TRECHO DA PÁGINA:

= = =

Arte: Zuca Sardan |
“Deixa Falar: o megafone do
esporte”, espaço de debates que sai quinzenalmente, sábado sim,
sábado não, aqui, no Literatura na Arquibancada, na Carta Maior (http://www.cartamaior.com.br) e no blog do Juca (http://blogdojuca.uol.com.br/ ), debatendo o esporte em
geral e o futebol em particular, dialogando com a História, Política, Música,
Economia, Literatura, Cinema, Humor, apresenta nesta sua quinta edição, artigo
do mestre Ademir Gebara.
UMA PINTURA DE
JOGADA DE UM ESPANHOL CHAMADO GOYA,
OU UMA PRÉVIA PARA
A SOCIOLOGIA DOS ESPORTES.
Por Ademir Gebara
Para Johan Huizinga, historiador holandês, autor do
clássico “Homo Ludens”, a brincadeira precede a cultura posto que os animais
também brincam; porém não jogam e tampouco praticam esportes, eis aí uma
questão central para pensar o esporte moderno. Iniciemos pelos jogos e
brincadeiras.
“El Pelele”, é um dos mais populares e conhecidos cartões
de tapeçaria de Goya (1746 – 1828). Carlos IV da Espanha, fez esta encomenda
para sua sala de despachos solicitando quadros com temas campestres e
jocosos. Este tema carnavalesco, retrata
um jogo no qual quatro jovens executam movimentos ritmados com uma manta, de
tal maneira que um boneco, neste caso uma figura masculino, é manuseado, ou
manipulado, sendo jogado para o ar sucessivamente.

= = =

EXERCÍCIO ESCRITO 1:
Responda, com base no trecho da página:
(a) Com que frequência sai o espaço de debates "Deixa Falar"?
(b) Quem encomendou os quadros de Goya para a sala de despachos?
(c) Quantos jovens executam os movimentos com a manta em "El Pelele"?
EXERCÍCIO ESCRITO 2:
Transcreva do trecho da página o segmento que começa nas palavras "Por Ademir Gebara" e termina logo após "o ar sucessivamente.".
As linhas são um material à parte, sem relação com o trecho da página.

Anotações de caixas delimitadoras:
= = =

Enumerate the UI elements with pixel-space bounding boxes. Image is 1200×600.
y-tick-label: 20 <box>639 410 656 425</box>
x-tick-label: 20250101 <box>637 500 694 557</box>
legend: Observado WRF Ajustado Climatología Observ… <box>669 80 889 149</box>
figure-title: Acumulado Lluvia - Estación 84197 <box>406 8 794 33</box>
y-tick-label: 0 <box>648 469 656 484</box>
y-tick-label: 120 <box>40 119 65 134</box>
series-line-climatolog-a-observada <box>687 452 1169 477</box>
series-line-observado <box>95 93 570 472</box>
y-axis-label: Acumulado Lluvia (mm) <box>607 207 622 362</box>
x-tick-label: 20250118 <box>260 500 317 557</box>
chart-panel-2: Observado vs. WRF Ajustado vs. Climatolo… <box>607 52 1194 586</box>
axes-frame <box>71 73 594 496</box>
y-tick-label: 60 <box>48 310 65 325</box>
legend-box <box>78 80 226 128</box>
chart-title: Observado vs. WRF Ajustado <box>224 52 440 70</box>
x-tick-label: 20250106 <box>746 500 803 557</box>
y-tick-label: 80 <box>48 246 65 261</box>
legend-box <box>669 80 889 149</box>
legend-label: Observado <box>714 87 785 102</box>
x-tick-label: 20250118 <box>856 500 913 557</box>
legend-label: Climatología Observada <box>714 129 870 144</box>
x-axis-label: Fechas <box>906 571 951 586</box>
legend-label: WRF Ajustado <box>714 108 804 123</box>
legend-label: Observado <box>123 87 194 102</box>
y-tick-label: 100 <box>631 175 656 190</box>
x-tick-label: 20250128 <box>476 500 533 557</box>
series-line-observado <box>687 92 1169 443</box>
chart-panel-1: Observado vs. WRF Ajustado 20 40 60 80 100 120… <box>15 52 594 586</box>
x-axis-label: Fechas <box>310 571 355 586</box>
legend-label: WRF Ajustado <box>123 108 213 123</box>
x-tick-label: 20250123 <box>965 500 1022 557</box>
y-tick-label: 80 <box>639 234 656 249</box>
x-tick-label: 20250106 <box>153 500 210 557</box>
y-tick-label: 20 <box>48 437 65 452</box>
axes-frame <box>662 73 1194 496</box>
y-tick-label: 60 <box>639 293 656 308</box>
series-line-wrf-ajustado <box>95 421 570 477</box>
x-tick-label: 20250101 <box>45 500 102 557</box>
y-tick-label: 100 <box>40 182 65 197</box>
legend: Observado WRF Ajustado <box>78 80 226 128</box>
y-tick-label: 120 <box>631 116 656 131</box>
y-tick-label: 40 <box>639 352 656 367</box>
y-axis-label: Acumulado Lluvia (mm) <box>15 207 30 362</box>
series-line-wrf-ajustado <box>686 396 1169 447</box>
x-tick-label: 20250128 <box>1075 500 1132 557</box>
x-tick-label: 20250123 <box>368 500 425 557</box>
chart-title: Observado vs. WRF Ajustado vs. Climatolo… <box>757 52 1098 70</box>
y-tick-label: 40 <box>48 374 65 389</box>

= = =

RESULTADO FINAL 1:
(a) Quinzenalmente, sábado sim, sábado não.
(b) Carlos IV da Espanha.
(c) Quatro.

RESULTADO FINAL 2:
Por Ademir Gebara
Para Johan Huizinga, historiador holandês, autor do
clássico “Homo Ludens”, a brincadeira precede a cultura posto que os animais
também brincam; porém não jogam e tampouco praticam esportes, eis aí uma
questão central para pensar o esporte moderno. Iniciemos pelos jogos e
brincadeiras.
“El Pelele”, é um dos mais populares e conhecidos cartões
de tapeçaria de Goya (1746 – 1828). Carlos IV da Espanha, fez esta encomenda
para sua sala de despachos solicitando quadros com temas campestres e
jocosos. Este tema carnavalesco, retrata
um jogo no qual quatro jovens executam movimentos ritmados com uma manta, de
tal maneira que um boneco, neste caso uma figura masculino, é manuseado, ou
manipulado, sendo jogado para o ar sucessivamente.